Write out every entry precisely as given, leaving the pictures out.

### RECORDS SHOWN

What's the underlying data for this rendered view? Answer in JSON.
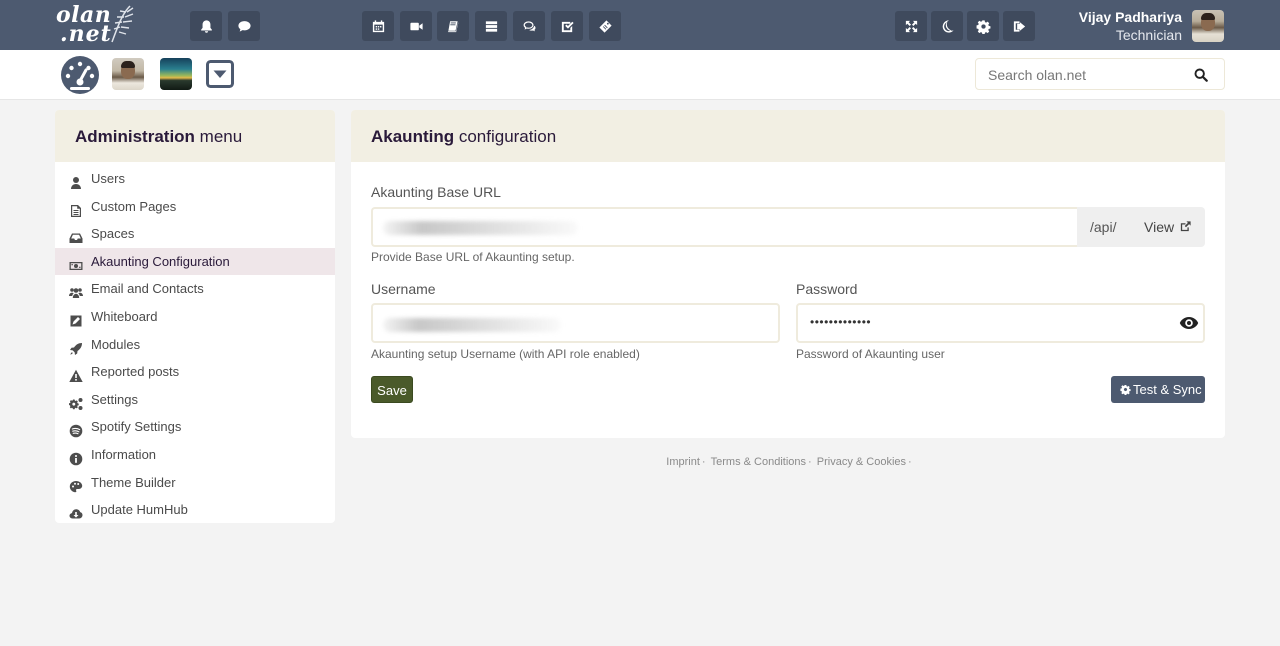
{
  "topbar": {
    "logo_line1": "olan",
    "logo_line2": ".net",
    "user_name": "Vijay Padhariya",
    "user_role": "Technician",
    "left_icons": [
      "bell-icon",
      "chat-bubble-icon"
    ],
    "center_icons": [
      "calendar-icon",
      "video-icon",
      "book-icon",
      "list-icon",
      "comments-icon",
      "tasks-check-icon",
      "tag-icon"
    ],
    "right_icons": [
      "fullscreen-icon",
      "moon-icon",
      "gear-icon",
      "sign-out-icon"
    ]
  },
  "subbar": {
    "search_placeholder": "Search olan.net"
  },
  "sidebar": {
    "title_bold": "Administration",
    "title_rest": " menu",
    "items": [
      {
        "label": "Users",
        "icon": "user-icon"
      },
      {
        "label": "Custom Pages",
        "icon": "file-text-icon"
      },
      {
        "label": "Spaces",
        "icon": "inbox-icon"
      },
      {
        "label": "Akaunting Configuration",
        "icon": "money-icon",
        "active": true
      },
      {
        "label": "Email and Contacts",
        "icon": "users-icon"
      },
      {
        "label": "Whiteboard",
        "icon": "pencil-square-icon"
      },
      {
        "label": "Modules",
        "icon": "rocket-icon"
      },
      {
        "label": "Reported posts",
        "icon": "warning-icon"
      },
      {
        "label": "Settings",
        "icon": "gears-icon"
      },
      {
        "label": "Spotify Settings",
        "icon": "spotify-icon"
      },
      {
        "label": "Information",
        "icon": "info-icon"
      },
      {
        "label": "Theme Builder",
        "icon": "palette-icon"
      },
      {
        "label": "Update HumHub",
        "icon": "cloud-download-icon"
      }
    ]
  },
  "panel": {
    "title_bold": "Akaunting",
    "title_rest": " configuration",
    "base_url": {
      "label": "Akaunting Base URL",
      "suffix": "/api/",
      "view_label": "View",
      "help": "Provide Base URL of Akaunting setup."
    },
    "username": {
      "label": "Username",
      "help": "Akaunting setup Username (with API role enabled)"
    },
    "password": {
      "label": "Password",
      "value": "•••••••••••••",
      "help": "Password of Akaunting user"
    },
    "save_label": "Save",
    "sync_label": "Test & Sync"
  },
  "footer": {
    "links": [
      "Imprint",
      "Terms & Conditions",
      "Privacy & Cookies"
    ]
  }
}
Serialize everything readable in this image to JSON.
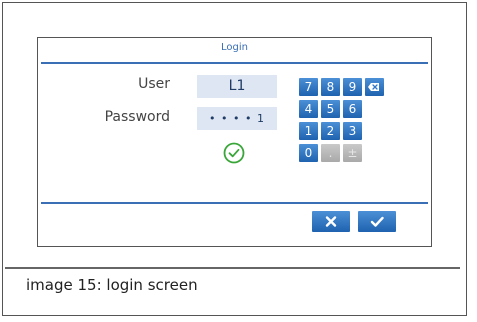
{
  "dialog": {
    "title": "Login",
    "user_label": "User",
    "user_value": "L1",
    "password_label": "Password",
    "password_value": "• • • • 1"
  },
  "keypad": {
    "rows": [
      [
        "7",
        "8",
        "9",
        "⌫"
      ],
      [
        "4",
        "5",
        "6"
      ],
      [
        "1",
        "2",
        "3"
      ],
      [
        "0",
        ".",
        "±"
      ]
    ],
    "disabled_keys": [
      "."
    ]
  },
  "actions": {
    "cancel_icon": "close-icon",
    "confirm_icon": "check-icon"
  },
  "caption": "image 15: login screen",
  "colors": {
    "accent": "#3a6fb5",
    "key_blue": "#2f77c7",
    "success_green": "#3aa63a"
  }
}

######

_WRITTEN ANSWER_.
What's the underlying data for this rendered view? Answer in JSON.
{
  "topbar": {
    "logo_line1": "olan",
    "logo_line2": ".net",
    "user_name": "Vijay Padhariya",
    "user_role": "Technician",
    "left_icons": [
      "bell-icon",
      "chat-bubble-icon"
    ],
    "center_icons": [
      "calendar-icon",
      "video-icon",
      "book-icon",
      "list-icon",
      "comments-icon",
      "tasks-check-icon",
      "tag-icon"
    ],
    "right_icons": [
      "fullscreen-icon",
      "moon-icon",
      "gear-icon",
      "sign-out-icon"
    ]
  },
  "subbar": {
    "search_placeholder": "Search olan.net"
  },
  "sidebar": {
    "title_bold": "Administration",
    "title_rest": " menu",
    "items": [
      {
        "label": "Users",
        "icon": "user-icon"
      },
      {
        "label": "Custom Pages",
        "icon": "file-text-icon"
      },
      {
        "label": "Spaces",
        "icon": "inbox-icon"
      },
      {
        "label": "Akaunting Configuration",
        "icon": "money-icon",
        "active": true
      },
      {
        "label": "Email and Contacts",
        "icon": "users-icon"
      },
      {
        "label": "Whiteboard",
        "icon": "pencil-square-icon"
      },
      {
        "label": "Modules",
        "icon": "rocket-icon"
      },
      {
        "label": "Reported posts",
        "icon": "warning-icon"
      },
      {
        "label": "Settings",
        "icon": "gears-icon"
      },
      {
        "label": "Spotify Settings",
        "icon": "spotify-icon"
      },
      {
        "label": "Information",
        "icon": "info-icon"
      },
      {
        "label": "Theme Builder",
        "icon": "palette-icon"
      },
      {
        "label": "Update HumHub",
        "icon": "cloud-download-icon"
      }
    ]
  },
  "panel": {
    "title_bold": "Akaunting",
    "title_rest": " configuration",
    "base_url": {
      "label": "Akaunting Base URL",
      "suffix": "/api/",
      "view_label": "View",
      "help": "Provide Base URL of Akaunting setup."
    },
    "username": {
      "label": "Username",
      "help": "Akaunting setup Username (with API role enabled)"
    },
    "password": {
      "label": "Password",
      "value": "•••••••••••••",
      "help": "Password of Akaunting user"
    },
    "save_label": "Save",
    "sync_label": "Test & Sync"
  },
  "footer": {
    "links": [
      "Imprint",
      "Terms & Conditions",
      "Privacy & Cookies"
    ]
  }
}
Serialize everything readable in this image to JSON.
{
  "dialog": {
    "title": "Login",
    "user_label": "User",
    "user_value": "L1",
    "password_label": "Password",
    "password_value": "• • • • 1"
  },
  "keypad": {
    "rows": [
      [
        "7",
        "8",
        "9",
        "⌫"
      ],
      [
        "4",
        "5",
        "6"
      ],
      [
        "1",
        "2",
        "3"
      ],
      [
        "0",
        ".",
        "±"
      ]
    ],
    "disabled_keys": [
      "."
    ]
  },
  "actions": {
    "cancel_icon": "close-icon",
    "confirm_icon": "check-icon"
  },
  "caption": "image 15: login screen",
  "colors": {
    "accent": "#3a6fb5",
    "key_blue": "#2f77c7",
    "success_green": "#3aa63a"
  }
}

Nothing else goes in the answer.